> [WHAT THIS TASK INVOLVES] Carry none of the pictures over; set down the material below exactly.

(Records from a data collection)
═══
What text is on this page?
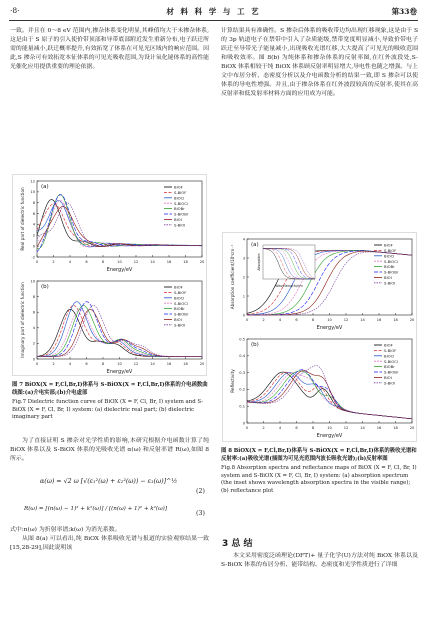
·8·	材 料 科 学 与 工 艺	第33卷

一致。并且在 0～8 eV 范围内,掺杂体系变化明显,其峰值均大于未掺杂体系,这是由于 S 原子的引入使价带顶部和导带底部附近发生重新分布,电子跃迁所需的能量减小,跃迁概率提升,有效拓宽了体系在可见光区域内的响应范围。因此,S 掺杂可有效拓宽本征体系的可见光吸收范围,为设计氧化铋体系的高性能光催化应用提供重要的理论依据。

(a)
Energy/eV
Real part of dielectric function
0	2	4	6	8	10	12	14	16	18	20
-2
0
2
4
6
8
10
12
BiOF
S-BiOF
BiOCl
S-BiOCl
BiOBr
S-BiOBr
BiOI
S-BiOI
(b)
Energy/eV
Imaginary part of dielectric function
0	2	4	6	8	10	12	14	16	18	20
0
2
4
6
8
10
BiOF
S-BiOF
BiOCl
S-BiOCl
BiOBr
S-BiOBr
BiOI
S-BiOI
图 7 BiOX(X = F,Cl,Br,I)体系与 S-BiOX(X = F,Cl,Br,I)体系的介电函数曲线图:(a)介电实部;(b)介电虚部
Fig.7 Dielectric function curve of BiOX (X = F, Cl, Br, I) system and S-BiOX (X = F, Cl, Br, I) system: (a) dielectric real part; (b) dielectric imaginary part

为了直接证明 S 掺杂对光学性质的影响,本研究根据介电函数计算了纯 BiOX 体系以及 S-BiOX 体系的光吸收光谱 α(ω) 和反射率谱 R(ω),如图 8 所示。

α(ω) = √2 ω [√(ε₁²(ω) + ε₂²(ω)) − ε₁(ω)]^½
(2)
R(ω) = [(n(ω) − 1)² + k²(ω)] / [(n(ω) + 1)² + k²(ω)]
(3)

式中:n(ω) 为折射率谱;k(ω) 为消光系数。

从图 8(a) 可以看出,纯 BiOX 体系吸收光谱与报道的实验观察结果一致[15,28-29],因此说明该

计算结果具有准确性。S 掺杂后体系的吸收带边均出现红移现象,这是由于 S 的 3p 轨道电子在禁带中引入了杂质能级,禁带宽度明显减小,导致价带电子跃迁至导带光子能量减小,出现吸收光谱红移,大大提高了可见光的吸收范围和吸收效率。图 8(b) 为纯体系和掺杂体系的反射率图,在红外波段处,S-BiOX 体系相较于纯 BiOX 体系顾反射率明显增大,导电性也随之增强。与上文中布居分析、态密度分析以及介电函数分析的结果一致,即 S 掺杂可以使体系的导电性增强。并且,由于掺杂体系在红外波段较高的反射率,使其在高反射率和低发射率材料方面的应用成为可能。

(a)
Energy/eV
Absorption coefficient/10⁵cm⁻¹
0	2	4	6	8	10	12	14	16	18	20
0
1
2
3
4
BiOF
S-BiOF
BiOCl
S-BiOCl
BiOBr
S-BiOBr
BiOI
S-BiOI
Wavelength/nm
Absorption
(b)
Energy/eV
Reflectivity
0	2	4	6	8	10	12	14	16	18	20
0
0.1
0.2
0.3
0.4
0.5
BiOF
S-BiOF
BiOCl
S-BiOCl
BiOBr
S-BiOBr
BiOI
S-BiOI
图 8 BiOX(X = F,Cl,Br,I)体系与 S-BiOX(X = F,Cl,Br,I)体系的吸收光谱和反射率:(a)吸收光谱(插图为可见光范围内波长吸收光谱);(b)反射率图
Fig.8 Absorption spectra and reflectance maps of BiOX (X = F, Cl, Br, I) system and S-BiOX (X = F, Cl, Br, I) system: (a) absorption spectrum (the inset shows wavelength absorption spectra in the visible range); (b) reflectance plot
3 总 结

本文采用密度泛函理论(DFT)+ 量子化学(U)方法对纯 BiOX 体系以及 S-BiOX 体系的布居分析、能带结构、态密度和光学性质进行了详细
═══
> [FINISHED EXERCISE]
What text is on this page?
·8·	材 料 科 学 与 工 艺	第33卷

一致。并且在 0～8 eV 范围内,掺杂体系变化明显,其峰值均大于未掺杂体系,这是由于 S 原子的引入使价带顶部和导带底部附近发生重新分布,电子跃迁所需的能量减小,跃迁概率提升,有效拓宽了体系在可见光区域内的响应范围。因此,S 掺杂可有效拓宽本征体系的可见光吸收范围,为设计氧化铋体系的高性能光催化应用提供重要的理论依据。

(a)
Energy/eV
Real part of dielectric function
0	2	4	6	8	10	12	14	16	18	20
-2
0
2
4
6
8
10
12
BiOF
S-BiOF
BiOCl
S-BiOCl
BiOBr
S-BiOBr
BiOI
S-BiOI
(b)
Energy/eV
Imaginary part of dielectric function
0	2	4	6	8	10	12	14	16	18	20
0
2
4
6
8
10
BiOF
S-BiOF
BiOCl
S-BiOCl
BiOBr
S-BiOBr
BiOI
S-BiOI
图 7 BiOX(X = F,Cl,Br,I)体系与 S-BiOX(X = F,Cl,Br,I)体系的介电函数曲线图:(a)介电实部;(b)介电虚部
Fig.7 Dielectric function curve of BiOX (X = F, Cl, Br, I) system and S-BiOX (X = F, Cl, Br, I) system: (a) dielectric real part; (b) dielectric imaginary part

为了直接证明 S 掺杂对光学性质的影响,本研究根据介电函数计算了纯 BiOX 体系以及 S-BiOX 体系的光吸收光谱 α(ω) 和反射率谱 R(ω),如图 8 所示。

α(ω) = √2 ω [√(ε₁²(ω) + ε₂²(ω)) − ε₁(ω)]^½
(2)
R(ω) = [(n(ω) − 1)² + k²(ω)] / [(n(ω) + 1)² + k²(ω)]
(3)

式中:n(ω) 为折射率谱;k(ω) 为消光系数。

从图 8(a) 可以看出,纯 BiOX 体系吸收光谱与报道的实验观察结果一致[15,28-29],因此说明该

计算结果具有准确性。S 掺杂后体系的吸收带边均出现红移现象,这是由于 S 的 3p 轨道电子在禁带中引入了杂质能级,禁带宽度明显减小,导致价带电子跃迁至导带光子能量减小,出现吸收光谱红移,大大提高了可见光的吸收范围和吸收效率。图 8(b) 为纯体系和掺杂体系的反射率图,在红外波段处,S-BiOX 体系相较于纯 BiOX 体系顾反射率明显增大,导电性也随之增强。与上文中布居分析、态密度分析以及介电函数分析的结果一致,即 S 掺杂可以使体系的导电性增强。并且,由于掺杂体系在红外波段较高的反射率,使其在高反射率和低发射率材料方面的应用成为可能。

(a)
Energy/eV
Absorption coefficient/10⁵cm⁻¹
0	2	4	6	8	10	12	14	16	18	20
0
1
2
3
4
BiOF
S-BiOF
BiOCl
S-BiOCl
BiOBr
S-BiOBr
BiOI
S-BiOI
Wavelength/nm
Absorption
(b)
Energy/eV
Reflectivity
0	2	4	6	8	10	12	14	16	18	20
0
0.1
0.2
0.3
0.4
0.5
BiOF
S-BiOF
BiOCl
S-BiOCl
BiOBr
S-BiOBr
BiOI
S-BiOI
图 8 BiOX(X = F,Cl,Br,I)体系与 S-BiOX(X = F,Cl,Br,I)体系的吸收光谱和反射率:(a)吸收光谱(插图为可见光范围内波长吸收光谱);(b)反射率图
Fig.8 Absorption spectra and reflectance maps of BiOX (X = F, Cl, Br, I) system and S-BiOX (X = F, Cl, Br, I) system: (a) absorption spectrum (the inset shows wavelength absorption spectra in the visible range); (b) reflectance plot
3 总 结

本文采用密度泛函理论(DFT)+ 量子化学(U)方法对纯 BiOX 体系以及 S-BiOX 体系的布居分析、能带结构、态密度和光学性质进行了详细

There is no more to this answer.